[START OF Rows]

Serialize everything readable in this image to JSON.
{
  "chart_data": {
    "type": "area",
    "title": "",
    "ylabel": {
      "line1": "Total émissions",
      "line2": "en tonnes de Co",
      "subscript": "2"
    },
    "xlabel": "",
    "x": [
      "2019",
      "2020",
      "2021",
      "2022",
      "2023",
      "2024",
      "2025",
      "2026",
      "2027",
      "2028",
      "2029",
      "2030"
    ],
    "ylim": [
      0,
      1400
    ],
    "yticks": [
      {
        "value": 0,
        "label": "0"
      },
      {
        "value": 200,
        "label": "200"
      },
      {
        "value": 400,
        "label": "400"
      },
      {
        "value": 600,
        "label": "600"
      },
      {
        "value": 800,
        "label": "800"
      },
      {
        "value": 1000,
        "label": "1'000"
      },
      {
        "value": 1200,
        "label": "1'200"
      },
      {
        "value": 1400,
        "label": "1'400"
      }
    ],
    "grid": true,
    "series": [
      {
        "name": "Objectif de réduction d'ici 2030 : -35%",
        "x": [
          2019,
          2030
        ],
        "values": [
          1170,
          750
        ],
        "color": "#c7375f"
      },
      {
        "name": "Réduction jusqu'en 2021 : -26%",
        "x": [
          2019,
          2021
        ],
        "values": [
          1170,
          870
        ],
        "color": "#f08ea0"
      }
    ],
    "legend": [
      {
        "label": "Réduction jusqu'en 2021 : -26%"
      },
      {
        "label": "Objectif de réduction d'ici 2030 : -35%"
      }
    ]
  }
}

[END OF Rows]

_What to work on_: Reproduce the records word for word.

_Answer to the task_:
Serialize everything readable in this image to JSON.
{
  "chart_data": {
    "type": "area",
    "title": "",
    "ylabel": {
      "line1": "Total émissions",
      "line2": "en tonnes de Co",
      "subscript": "2"
    },
    "xlabel": "",
    "x": [
      "2019",
      "2020",
      "2021",
      "2022",
      "2023",
      "2024",
      "2025",
      "2026",
      "2027",
      "2028",
      "2029",
      "2030"
    ],
    "ylim": [
      0,
      1400
    ],
    "yticks": [
      {
        "value": 0,
        "label": "0"
      },
      {
        "value": 200,
        "label": "200"
      },
      {
        "value": 400,
        "label": "400"
      },
      {
        "value": 600,
        "label": "600"
      },
      {
        "value": 800,
        "label": "800"
      },
      {
        "value": 1000,
        "label": "1'000"
      },
      {
        "value": 1200,
        "label": "1'200"
      },
      {
        "value": 1400,
        "label": "1'400"
      }
    ],
    "grid": true,
    "series": [
      {
        "name": "Objectif de réduction d'ici 2030 : -35%",
        "x": [
          2019,
          2030
        ],
        "values": [
          1170,
          750
        ],
        "color": "#c7375f"
      },
      {
        "name": "Réduction jusqu'en 2021 : -26%",
        "x": [
          2019,
          2021
        ],
        "values": [
          1170,
          870
        ],
        "color": "#f08ea0"
      }
    ],
    "legend": [
      {
        "label": "Réduction jusqu'en 2021 : -26%"
      },
      {
        "label": "Objectif de réduction d'ici 2030 : -35%"
      }
    ]
  }
}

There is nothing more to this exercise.